## Written problem
Will you transcribe the entries that follow, exactly and in full?

********************

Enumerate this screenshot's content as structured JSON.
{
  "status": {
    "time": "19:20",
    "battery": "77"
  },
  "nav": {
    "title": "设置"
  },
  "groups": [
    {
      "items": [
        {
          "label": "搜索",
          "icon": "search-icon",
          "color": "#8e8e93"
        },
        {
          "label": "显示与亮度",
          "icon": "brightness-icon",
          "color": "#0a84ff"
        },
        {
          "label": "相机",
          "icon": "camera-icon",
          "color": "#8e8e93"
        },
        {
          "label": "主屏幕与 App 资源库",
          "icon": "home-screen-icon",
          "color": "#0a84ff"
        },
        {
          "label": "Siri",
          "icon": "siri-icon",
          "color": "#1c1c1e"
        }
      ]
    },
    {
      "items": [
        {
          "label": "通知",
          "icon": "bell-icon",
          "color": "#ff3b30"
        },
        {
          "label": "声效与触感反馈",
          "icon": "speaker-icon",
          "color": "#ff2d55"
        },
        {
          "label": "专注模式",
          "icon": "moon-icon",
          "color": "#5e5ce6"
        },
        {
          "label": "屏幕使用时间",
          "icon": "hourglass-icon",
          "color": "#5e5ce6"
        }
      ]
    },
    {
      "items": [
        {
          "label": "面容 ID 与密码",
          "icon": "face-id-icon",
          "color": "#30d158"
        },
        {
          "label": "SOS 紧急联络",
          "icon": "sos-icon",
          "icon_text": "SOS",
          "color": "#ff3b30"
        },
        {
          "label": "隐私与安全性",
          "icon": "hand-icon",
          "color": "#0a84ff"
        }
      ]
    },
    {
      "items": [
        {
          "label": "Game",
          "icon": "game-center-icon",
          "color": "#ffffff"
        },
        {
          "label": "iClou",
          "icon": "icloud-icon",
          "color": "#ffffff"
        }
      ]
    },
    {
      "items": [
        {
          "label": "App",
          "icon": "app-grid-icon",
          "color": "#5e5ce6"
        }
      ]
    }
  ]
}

********************

## Finished exercise
Enumerate this screenshot's content as structured JSON.
{
  "status": {
    "time": "19:20",
    "battery": "77"
  },
  "nav": {
    "title": "设置"
  },
  "groups": [
    {
      "items": [
        {
          "label": "搜索",
          "icon": "search-icon",
          "color": "#8e8e93"
        },
        {
          "label": "显示与亮度",
          "icon": "brightness-icon",
          "color": "#0a84ff"
        },
        {
          "label": "相机",
          "icon": "camera-icon",
          "color": "#8e8e93"
        },
        {
          "label": "主屏幕与 App 资源库",
          "icon": "home-screen-icon",
          "color": "#0a84ff"
        },
        {
          "label": "Siri",
          "icon": "siri-icon",
          "color": "#1c1c1e"
        }
      ]
    },
    {
      "items": [
        {
          "label": "通知",
          "icon": "bell-icon",
          "color": "#ff3b30"
        },
        {
          "label": "声效与触感反馈",
          "icon": "speaker-icon",
          "color": "#ff2d55"
        },
        {
          "label": "专注模式",
          "icon": "moon-icon",
          "color": "#5e5ce6"
        },
        {
          "label": "屏幕使用时间",
          "icon": "hourglass-icon",
          "color": "#5e5ce6"
        }
      ]
    },
    {
      "items": [
        {
          "label": "面容 ID 与密码",
          "icon": "face-id-icon",
          "color": "#30d158"
        },
        {
          "label": "SOS 紧急联络",
          "icon": "sos-icon",
          "icon_text": "SOS",
          "color": "#ff3b30"
        },
        {
          "label": "隐私与安全性",
          "icon": "hand-icon",
          "color": "#0a84ff"
        }
      ]
    },
    {
      "items": [
        {
          "label": "Game",
          "icon": "game-center-icon",
          "color": "#ffffff"
        },
        {
          "label": "iClou",
          "icon": "icloud-icon",
          "color": "#ffffff"
        }
      ]
    },
    {
      "items": [
        {
          "label": "App",
          "icon": "app-grid-icon",
          "color": "#5e5ce6"
        }
      ]
    }
  ]
}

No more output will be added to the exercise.